Stored entries
** START **

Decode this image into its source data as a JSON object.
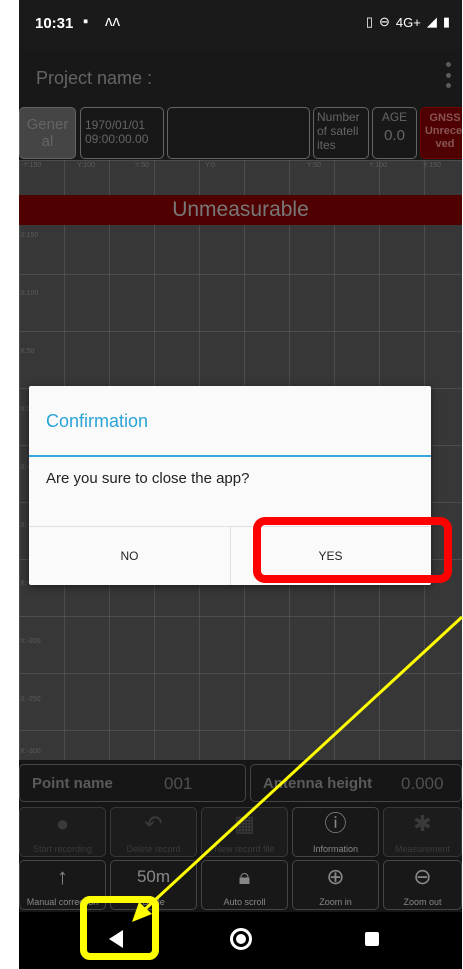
{
  "status_bar": {
    "time": "10:31",
    "network": "4G+",
    "icons": [
      "photo-icon",
      "notification-icon",
      "vibrate-icon",
      "dnd-icon",
      "signal-icon",
      "battery-icon"
    ]
  },
  "app_bar": {
    "title": "Project name :"
  },
  "info": {
    "general": "General",
    "date": "1970/01/01",
    "time": "09:00:00.00",
    "sats_label": "Number of satellites",
    "age_label": "AGE",
    "age_value": "0.0",
    "gnss_label": "GNSS",
    "gnss_status": "Unreceived"
  },
  "graph": {
    "x_ticks": [
      "-Y:150",
      "Y:100",
      "Y:50",
      "Y:0",
      "Y:50",
      "Y:100",
      "Y:150"
    ],
    "y_ticks": [
      "X:150",
      "X:100",
      "X:50",
      "X:0",
      "X:-50",
      "X:-100",
      "X:-150",
      "X:-200",
      "X:-250",
      "X:-300"
    ],
    "banner": "Unmeasurable"
  },
  "point": {
    "name_label": "Point name",
    "name_value": "001",
    "antenna_label": "Antenna height",
    "antenna_value": "0.000"
  },
  "buttons_row1": [
    {
      "label": "Start recording",
      "icon": "record-icon"
    },
    {
      "label": "Delete record",
      "icon": "undo-icon"
    },
    {
      "label": "New record file",
      "icon": "file-icon"
    },
    {
      "label": "Information",
      "icon": "info-icon"
    },
    {
      "label": "Measurement",
      "icon": "gear-icon"
    }
  ],
  "buttons_row2": [
    {
      "label": "Manual correction",
      "icon": "arrow-up-icon"
    },
    {
      "label": "Scale",
      "value": "50m",
      "icon": "scale-icon"
    },
    {
      "label": "Auto scroll",
      "icon": "lock-icon"
    },
    {
      "label": "Zoom in",
      "icon": "zoom-in-icon"
    },
    {
      "label": "Zoom out",
      "icon": "zoom-out-icon"
    }
  ],
  "dialog": {
    "title": "Confirmation",
    "message": "Are you sure to close the app?",
    "no_label": "NO",
    "yes_label": "YES"
  },
  "annotations": {
    "highlight_color_yes": "#ff0000",
    "highlight_color_back": "#ffff00",
    "arrow_color": "#ffff00"
  }
}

** END **

### [YOUR INSTRUCTIONS]
From the entries above, copy each line holding "file".

### [ANSWER FOR THE TASK]
      "label": "New record file",
      "icon": "file-icon"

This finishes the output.